### [To be done]
Set down the full listing exactly as given. Any pictures are to be left out.

(Figure contents as structured data)
>>
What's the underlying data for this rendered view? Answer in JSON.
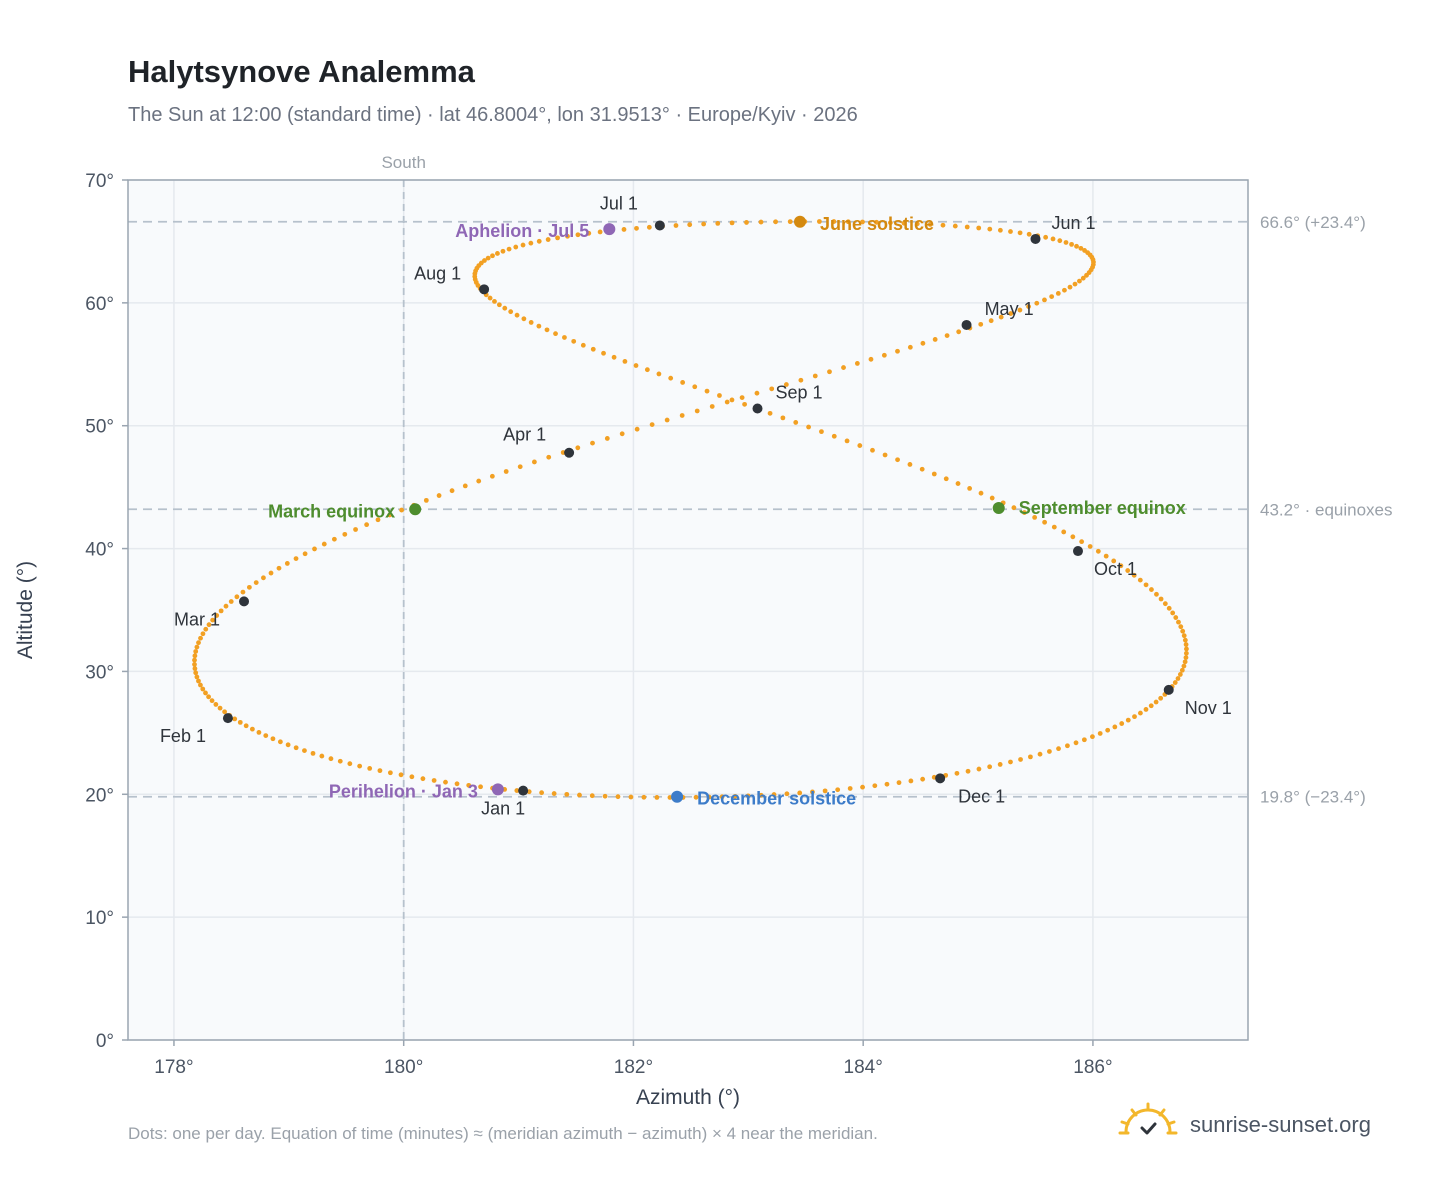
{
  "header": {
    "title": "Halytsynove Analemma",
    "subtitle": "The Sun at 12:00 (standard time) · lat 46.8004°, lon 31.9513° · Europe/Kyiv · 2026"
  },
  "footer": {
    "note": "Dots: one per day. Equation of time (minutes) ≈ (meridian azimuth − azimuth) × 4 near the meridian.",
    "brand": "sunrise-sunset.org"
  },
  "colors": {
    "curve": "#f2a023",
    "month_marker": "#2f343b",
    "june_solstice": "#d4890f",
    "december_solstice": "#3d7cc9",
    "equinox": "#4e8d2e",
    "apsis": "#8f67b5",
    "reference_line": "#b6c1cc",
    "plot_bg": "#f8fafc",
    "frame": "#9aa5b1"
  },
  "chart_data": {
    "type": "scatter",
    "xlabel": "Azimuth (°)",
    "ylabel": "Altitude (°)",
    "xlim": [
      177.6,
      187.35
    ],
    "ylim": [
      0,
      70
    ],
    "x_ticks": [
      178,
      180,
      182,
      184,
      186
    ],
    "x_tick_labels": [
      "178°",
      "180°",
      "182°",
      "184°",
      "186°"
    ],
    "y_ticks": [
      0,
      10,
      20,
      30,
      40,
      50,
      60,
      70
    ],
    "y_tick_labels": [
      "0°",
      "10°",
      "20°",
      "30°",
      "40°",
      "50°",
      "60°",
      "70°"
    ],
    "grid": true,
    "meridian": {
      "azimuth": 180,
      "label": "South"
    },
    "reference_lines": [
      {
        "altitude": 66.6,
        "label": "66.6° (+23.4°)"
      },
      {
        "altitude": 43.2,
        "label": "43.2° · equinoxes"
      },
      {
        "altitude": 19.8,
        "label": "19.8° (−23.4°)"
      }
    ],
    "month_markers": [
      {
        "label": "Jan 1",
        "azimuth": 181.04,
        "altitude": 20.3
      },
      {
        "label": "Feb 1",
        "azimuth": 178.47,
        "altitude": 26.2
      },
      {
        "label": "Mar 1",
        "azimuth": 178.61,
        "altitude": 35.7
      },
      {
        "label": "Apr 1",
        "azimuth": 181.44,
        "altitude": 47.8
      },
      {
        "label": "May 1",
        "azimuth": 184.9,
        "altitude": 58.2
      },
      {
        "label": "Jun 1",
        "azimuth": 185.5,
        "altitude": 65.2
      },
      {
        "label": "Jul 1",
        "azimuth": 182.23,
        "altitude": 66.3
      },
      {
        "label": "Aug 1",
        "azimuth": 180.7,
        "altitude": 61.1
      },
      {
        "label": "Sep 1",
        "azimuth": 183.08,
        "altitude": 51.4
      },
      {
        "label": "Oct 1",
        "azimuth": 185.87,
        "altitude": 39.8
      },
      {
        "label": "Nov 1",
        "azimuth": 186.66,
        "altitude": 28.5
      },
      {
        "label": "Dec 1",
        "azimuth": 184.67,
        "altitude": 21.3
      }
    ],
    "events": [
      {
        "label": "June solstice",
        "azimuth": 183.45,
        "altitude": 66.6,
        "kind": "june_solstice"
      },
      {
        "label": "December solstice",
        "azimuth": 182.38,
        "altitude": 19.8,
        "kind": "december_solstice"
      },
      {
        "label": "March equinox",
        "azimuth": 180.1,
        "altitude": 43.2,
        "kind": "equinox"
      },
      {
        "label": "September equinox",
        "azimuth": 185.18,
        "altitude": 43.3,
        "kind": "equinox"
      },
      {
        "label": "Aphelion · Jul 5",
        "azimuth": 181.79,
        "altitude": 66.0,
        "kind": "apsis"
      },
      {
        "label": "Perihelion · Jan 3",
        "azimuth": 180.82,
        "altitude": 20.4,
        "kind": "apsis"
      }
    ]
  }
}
<<
### [Answer to this task]
What's the underlying data for this rendered view? Answer in JSON.
{
  "header": {
    "title": "Halytsynove Analemma",
    "subtitle": "The Sun at 12:00 (standard time) · lat 46.8004°, lon 31.9513° · Europe/Kyiv · 2026"
  },
  "footer": {
    "note": "Dots: one per day. Equation of time (minutes) ≈ (meridian azimuth − azimuth) × 4 near the meridian.",
    "brand": "sunrise-sunset.org"
  },
  "colors": {
    "curve": "#f2a023",
    "month_marker": "#2f343b",
    "june_solstice": "#d4890f",
    "december_solstice": "#3d7cc9",
    "equinox": "#4e8d2e",
    "apsis": "#8f67b5",
    "reference_line": "#b6c1cc",
    "plot_bg": "#f8fafc",
    "frame": "#9aa5b1"
  },
  "chart_data": {
    "type": "scatter",
    "xlabel": "Azimuth (°)",
    "ylabel": "Altitude (°)",
    "xlim": [
      177.6,
      187.35
    ],
    "ylim": [
      0,
      70
    ],
    "x_ticks": [
      178,
      180,
      182,
      184,
      186
    ],
    "x_tick_labels": [
      "178°",
      "180°",
      "182°",
      "184°",
      "186°"
    ],
    "y_ticks": [
      0,
      10,
      20,
      30,
      40,
      50,
      60,
      70
    ],
    "y_tick_labels": [
      "0°",
      "10°",
      "20°",
      "30°",
      "40°",
      "50°",
      "60°",
      "70°"
    ],
    "grid": true,
    "meridian": {
      "azimuth": 180,
      "label": "South"
    },
    "reference_lines": [
      {
        "altitude": 66.6,
        "label": "66.6° (+23.4°)"
      },
      {
        "altitude": 43.2,
        "label": "43.2° · equinoxes"
      },
      {
        "altitude": 19.8,
        "label": "19.8° (−23.4°)"
      }
    ],
    "month_markers": [
      {
        "label": "Jan 1",
        "azimuth": 181.04,
        "altitude": 20.3
      },
      {
        "label": "Feb 1",
        "azimuth": 178.47,
        "altitude": 26.2
      },
      {
        "label": "Mar 1",
        "azimuth": 178.61,
        "altitude": 35.7
      },
      {
        "label": "Apr 1",
        "azimuth": 181.44,
        "altitude": 47.8
      },
      {
        "label": "May 1",
        "azimuth": 184.9,
        "altitude": 58.2
      },
      {
        "label": "Jun 1",
        "azimuth": 185.5,
        "altitude": 65.2
      },
      {
        "label": "Jul 1",
        "azimuth": 182.23,
        "altitude": 66.3
      },
      {
        "label": "Aug 1",
        "azimuth": 180.7,
        "altitude": 61.1
      },
      {
        "label": "Sep 1",
        "azimuth": 183.08,
        "altitude": 51.4
      },
      {
        "label": "Oct 1",
        "azimuth": 185.87,
        "altitude": 39.8
      },
      {
        "label": "Nov 1",
        "azimuth": 186.66,
        "altitude": 28.5
      },
      {
        "label": "Dec 1",
        "azimuth": 184.67,
        "altitude": 21.3
      }
    ],
    "events": [
      {
        "label": "June solstice",
        "azimuth": 183.45,
        "altitude": 66.6,
        "kind": "june_solstice"
      },
      {
        "label": "December solstice",
        "azimuth": 182.38,
        "altitude": 19.8,
        "kind": "december_solstice"
      },
      {
        "label": "March equinox",
        "azimuth": 180.1,
        "altitude": 43.2,
        "kind": "equinox"
      },
      {
        "label": "September equinox",
        "azimuth": 185.18,
        "altitude": 43.3,
        "kind": "equinox"
      },
      {
        "label": "Aphelion · Jul 5",
        "azimuth": 181.79,
        "altitude": 66.0,
        "kind": "apsis"
      },
      {
        "label": "Perihelion · Jan 3",
        "azimuth": 180.82,
        "altitude": 20.4,
        "kind": "apsis"
      }
    ]
  }
}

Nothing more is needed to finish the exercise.